* REQUIRED WORK: Reproduce the data below verbatim, line by line, with no change to any character.

>> begin DATA LISTING

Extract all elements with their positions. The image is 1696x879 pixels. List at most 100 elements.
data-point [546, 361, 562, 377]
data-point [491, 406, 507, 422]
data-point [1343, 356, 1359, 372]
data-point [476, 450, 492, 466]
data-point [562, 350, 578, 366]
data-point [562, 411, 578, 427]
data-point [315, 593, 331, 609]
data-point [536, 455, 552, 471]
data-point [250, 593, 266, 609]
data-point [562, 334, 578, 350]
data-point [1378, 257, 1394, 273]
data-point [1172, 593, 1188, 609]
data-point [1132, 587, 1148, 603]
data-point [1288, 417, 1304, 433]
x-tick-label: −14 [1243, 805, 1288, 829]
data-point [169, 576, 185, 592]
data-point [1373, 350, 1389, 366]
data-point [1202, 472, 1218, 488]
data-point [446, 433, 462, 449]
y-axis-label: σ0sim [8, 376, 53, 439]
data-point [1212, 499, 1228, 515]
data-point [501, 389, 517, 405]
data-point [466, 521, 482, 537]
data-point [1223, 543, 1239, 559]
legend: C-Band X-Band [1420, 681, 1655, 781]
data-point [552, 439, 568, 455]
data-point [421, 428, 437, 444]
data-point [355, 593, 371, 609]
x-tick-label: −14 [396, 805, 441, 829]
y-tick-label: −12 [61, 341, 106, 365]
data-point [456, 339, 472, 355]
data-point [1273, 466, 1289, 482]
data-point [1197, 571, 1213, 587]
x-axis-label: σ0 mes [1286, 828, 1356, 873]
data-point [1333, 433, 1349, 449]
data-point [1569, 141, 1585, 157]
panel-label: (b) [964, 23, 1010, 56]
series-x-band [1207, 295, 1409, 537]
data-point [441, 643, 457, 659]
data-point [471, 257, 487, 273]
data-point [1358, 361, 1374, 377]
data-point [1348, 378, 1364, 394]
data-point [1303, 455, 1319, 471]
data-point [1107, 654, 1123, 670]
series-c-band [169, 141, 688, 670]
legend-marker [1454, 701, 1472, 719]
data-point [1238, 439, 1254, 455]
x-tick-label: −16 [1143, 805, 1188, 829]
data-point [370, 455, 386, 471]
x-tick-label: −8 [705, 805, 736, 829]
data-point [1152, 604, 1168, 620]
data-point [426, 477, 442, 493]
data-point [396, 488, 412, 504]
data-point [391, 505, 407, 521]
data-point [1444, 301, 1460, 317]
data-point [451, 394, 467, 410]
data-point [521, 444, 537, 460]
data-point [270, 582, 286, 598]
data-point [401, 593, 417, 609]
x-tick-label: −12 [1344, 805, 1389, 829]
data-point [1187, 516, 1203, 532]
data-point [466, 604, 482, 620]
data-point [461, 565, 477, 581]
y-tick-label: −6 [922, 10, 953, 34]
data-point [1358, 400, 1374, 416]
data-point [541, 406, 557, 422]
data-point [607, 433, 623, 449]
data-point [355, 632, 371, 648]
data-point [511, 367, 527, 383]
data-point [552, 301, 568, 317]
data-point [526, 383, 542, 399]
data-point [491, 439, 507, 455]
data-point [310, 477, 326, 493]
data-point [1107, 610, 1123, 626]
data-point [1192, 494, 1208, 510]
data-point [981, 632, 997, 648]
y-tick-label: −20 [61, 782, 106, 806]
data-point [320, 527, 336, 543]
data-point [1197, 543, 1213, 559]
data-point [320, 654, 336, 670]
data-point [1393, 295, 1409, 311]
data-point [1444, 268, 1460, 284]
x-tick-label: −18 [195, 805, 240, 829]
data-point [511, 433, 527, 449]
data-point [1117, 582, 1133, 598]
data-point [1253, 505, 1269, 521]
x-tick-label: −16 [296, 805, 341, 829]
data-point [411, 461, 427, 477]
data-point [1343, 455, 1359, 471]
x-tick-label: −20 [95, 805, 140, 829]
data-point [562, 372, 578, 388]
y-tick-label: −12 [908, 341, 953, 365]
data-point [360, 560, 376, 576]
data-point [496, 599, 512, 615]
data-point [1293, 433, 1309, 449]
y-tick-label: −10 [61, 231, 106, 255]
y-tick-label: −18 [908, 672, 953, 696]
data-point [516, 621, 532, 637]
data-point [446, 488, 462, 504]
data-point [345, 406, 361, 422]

>> end DATA LISTING

* PROBLEM SOLUTION:
Extract all elements with their positions. The image is 1696x879 pixels. List at most 100 elements.
data-point [546, 361, 562, 377]
data-point [491, 406, 507, 422]
data-point [1343, 356, 1359, 372]
data-point [476, 450, 492, 466]
data-point [562, 350, 578, 366]
data-point [562, 411, 578, 427]
data-point [315, 593, 331, 609]
data-point [536, 455, 552, 471]
data-point [250, 593, 266, 609]
data-point [562, 334, 578, 350]
data-point [1378, 257, 1394, 273]
data-point [1172, 593, 1188, 609]
data-point [1132, 587, 1148, 603]
data-point [1288, 417, 1304, 433]
x-tick-label: −14 [1243, 805, 1288, 829]
data-point [169, 576, 185, 592]
data-point [1373, 350, 1389, 366]
data-point [1202, 472, 1218, 488]
data-point [446, 433, 462, 449]
y-axis-label: σ0sim [8, 376, 53, 439]
data-point [1212, 499, 1228, 515]
data-point [501, 389, 517, 405]
data-point [466, 521, 482, 537]
data-point [1223, 543, 1239, 559]
legend: C-Band X-Band [1420, 681, 1655, 781]
data-point [552, 439, 568, 455]
data-point [421, 428, 437, 444]
data-point [355, 593, 371, 609]
x-tick-label: −14 [396, 805, 441, 829]
y-tick-label: −12 [61, 341, 106, 365]
data-point [456, 339, 472, 355]
data-point [1273, 466, 1289, 482]
data-point [1197, 571, 1213, 587]
x-axis-label: σ0 mes [1286, 828, 1356, 873]
data-point [1333, 433, 1349, 449]
data-point [1569, 141, 1585, 157]
panel-label: (b) [964, 23, 1010, 56]
series-x-band [1207, 295, 1409, 537]
data-point [441, 643, 457, 659]
data-point [471, 257, 487, 273]
data-point [1358, 361, 1374, 377]
data-point [1348, 378, 1364, 394]
data-point [1303, 455, 1319, 471]
data-point [1107, 654, 1123, 670]
series-c-band [169, 141, 688, 670]
legend-marker [1454, 701, 1472, 719]
data-point [1238, 439, 1254, 455]
x-tick-label: −16 [1143, 805, 1188, 829]
data-point [370, 455, 386, 471]
x-tick-label: −8 [705, 805, 736, 829]
data-point [1152, 604, 1168, 620]
data-point [426, 477, 442, 493]
data-point [396, 488, 412, 504]
data-point [391, 505, 407, 521]
data-point [1444, 301, 1460, 317]
data-point [451, 394, 467, 410]
data-point [521, 444, 537, 460]
data-point [270, 582, 286, 598]
data-point [401, 593, 417, 609]
x-tick-label: −12 [1344, 805, 1389, 829]
data-point [1187, 516, 1203, 532]
data-point [466, 604, 482, 620]
data-point [461, 565, 477, 581]
y-tick-label: −6 [922, 10, 953, 34]
data-point [1358, 400, 1374, 416]
data-point [541, 406, 557, 422]
data-point [607, 433, 623, 449]
data-point [355, 632, 371, 648]
data-point [511, 367, 527, 383]
data-point [552, 301, 568, 317]
data-point [526, 383, 542, 399]
data-point [491, 439, 507, 455]
data-point [310, 477, 326, 493]
data-point [1107, 610, 1123, 626]
data-point [1192, 494, 1208, 510]
data-point [981, 632, 997, 648]
y-tick-label: −20 [61, 782, 106, 806]
data-point [320, 527, 336, 543]
data-point [1197, 543, 1213, 559]
data-point [320, 654, 336, 670]
data-point [1393, 295, 1409, 311]
data-point [1444, 268, 1460, 284]
x-tick-label: −18 [195, 805, 240, 829]
data-point [511, 433, 527, 449]
data-point [1117, 582, 1133, 598]
data-point [1253, 505, 1269, 521]
x-tick-label: −16 [296, 805, 341, 829]
data-point [411, 461, 427, 477]
data-point [1343, 455, 1359, 471]
x-tick-label: −20 [95, 805, 140, 829]
data-point [562, 372, 578, 388]
y-tick-label: −12 [908, 341, 953, 365]
data-point [360, 560, 376, 576]
data-point [496, 599, 512, 615]
data-point [1293, 433, 1309, 449]
y-tick-label: −10 [61, 231, 106, 255]
y-tick-label: −18 [908, 672, 953, 696]
data-point [516, 621, 532, 637]
data-point [446, 488, 462, 504]
data-point [345, 406, 361, 422]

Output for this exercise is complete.